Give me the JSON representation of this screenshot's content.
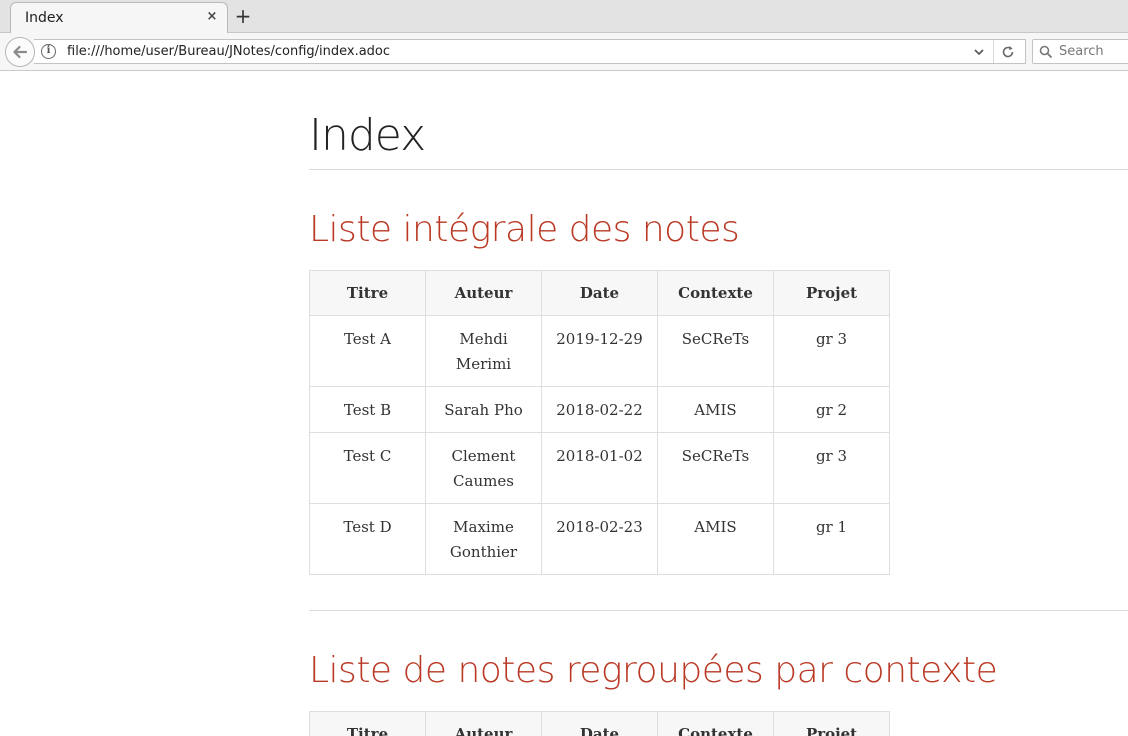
{
  "browser": {
    "tab_title": "Index",
    "tab_close": "×",
    "new_tab": "+",
    "url": "file:///home/user/Bureau/JNotes/config/index.adoc",
    "search_placeholder": "Search"
  },
  "page": {
    "title": "Index",
    "section1_title": "Liste intégrale des notes",
    "section2_title": "Liste de notes regroupées par contexte"
  },
  "table": {
    "headers": [
      "Titre",
      "Auteur",
      "Date",
      "Contexte",
      "Projet"
    ],
    "rows": [
      [
        "Test A",
        "Mehdi Merimi",
        "2019-12-29",
        "SeCReTs",
        "gr 3"
      ],
      [
        "Test B",
        "Sarah Pho",
        "2018-02-22",
        "AMIS",
        "gr 2"
      ],
      [
        "Test C",
        "Clement Caumes",
        "2018-01-02",
        "SeCReTs",
        "gr 3"
      ],
      [
        "Test D",
        "Maxime Gonthier",
        "2018-02-23",
        "AMIS",
        "gr 1"
      ]
    ]
  },
  "table2": {
    "headers": [
      "Titre",
      "Auteur",
      "Date",
      "Contexte",
      "Projet"
    ]
  },
  "colors": {
    "section_title": "#ba3925",
    "title": "#222222",
    "table_header_bg": "#f7f7f8",
    "border": "#dedede"
  },
  "icons": {
    "back": "back-arrow-icon",
    "info": "info-icon",
    "dropdown": "chevron-down-icon",
    "reload": "reload-icon",
    "search": "search-icon"
  }
}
···
From the entries, copy out each line containing the word "Liste".

## Answer to the exercise
    "section1_title": "Liste intégrale des notes",
    "section2_title": "Liste de notes regroupées par contexte"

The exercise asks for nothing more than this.